Requirement: Lines that include the word "兰州新区" are the ones to copy.

Collected data entries
----------

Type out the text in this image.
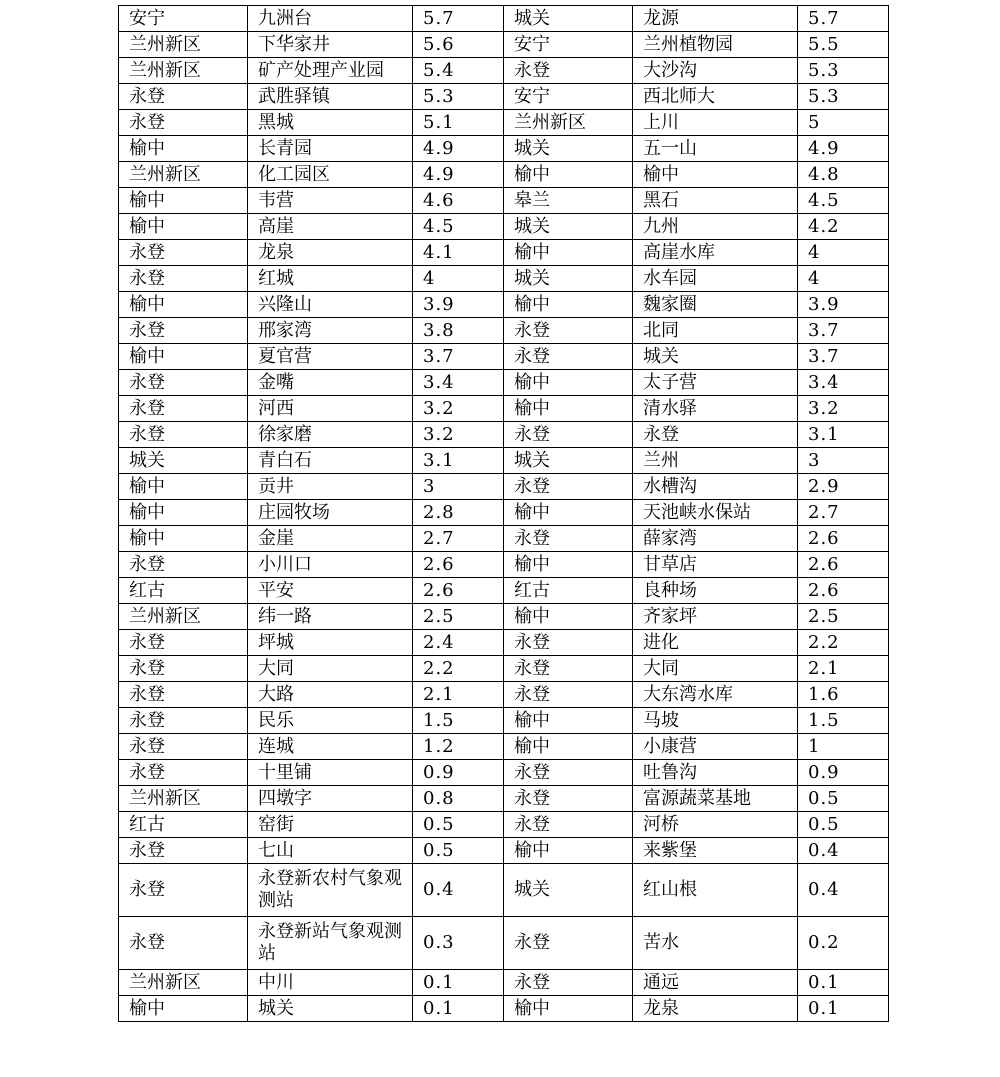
安宁	九洲台	5.7	城关	龙源	5.7
兰州新区	下华家井	5.6	安宁	兰州植物园	5.5
兰州新区	矿产处理产业园	5.4	永登	大沙沟	5.3
永登	武胜驿镇	5.3	安宁	西北师大	5.3
永登	黑城	5.1	兰州新区	上川	5
榆中	长青园	4.9	城关	五一山	4.9
兰州新区	化工园区	4.9	榆中	榆中	4.8
榆中	韦营	4.6	皋兰	黑石	4.5
榆中	高崖	4.5	城关	九州	4.2
永登	龙泉	4.1	榆中	高崖水库	4
永登	红城	4	城关	水车园	4
榆中	兴隆山	3.9	榆中	魏家圈	3.9
永登	邢家湾	3.8	永登	北同	3.7
榆中	夏官营	3.7	永登	城关	3.7
永登	金嘴	3.4	榆中	太子营	3.4
永登	河西	3.2	榆中	清水驿	3.2
永登	徐家磨	3.2	永登	永登	3.1
城关	青白石	3.1	城关	兰州	3
榆中	贡井	3	永登	水槽沟	2.9
榆中	庄园牧场	2.8	榆中	天池峡水保站	2.7
榆中	金崖	2.7	永登	薛家湾	2.6
永登	小川口	2.6	榆中	甘草店	2.6
红古	平安	2.6	红古	良种场	2.6
兰州新区	纬一路	2.5	榆中	齐家坪	2.5
永登	坪城	2.4	永登	进化	2.2
永登	大同	2.2	永登	大同	2.1
永登	大路	2.1	永登	大东湾水库	1.6
永登	民乐	1.5	榆中	马坡	1.5
永登	连城	1.2	榆中	小康营	1
永登	十里铺	0.9	永登	吐鲁沟	0.9
兰州新区	四墩字	0.8	永登	富源蔬菜基地	0.5
红古	窑街	0.5	永登	河桥	0.5
永登	七山	0.5	榆中	来紫堡	0.4
永登	永登新农村气象观测站	0.4	城关	红山根	0.4
永登	永登新站气象观测站	0.3	永登	苦水	0.2
兰州新区	中川	0.1	永登	通远	0.1
榆中	城关	0.1	榆中	龙泉	0.1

----------

Problem solution:
兰州新区	下华家井	5.6	安宁	兰州植物园	5.5
兰州新区	矿产处理产业园	5.4	永登	大沙沟	5.3
永登	黑城	5.1	兰州新区	上川	5
兰州新区	化工园区	4.9	榆中	榆中	4.8
兰州新区	纬一路	2.5	榆中	齐家坪	2.5
兰州新区	四墩字	0.8	永登	富源蔬菜基地	0.5
兰州新区	中川	0.1	永登	通远	0.1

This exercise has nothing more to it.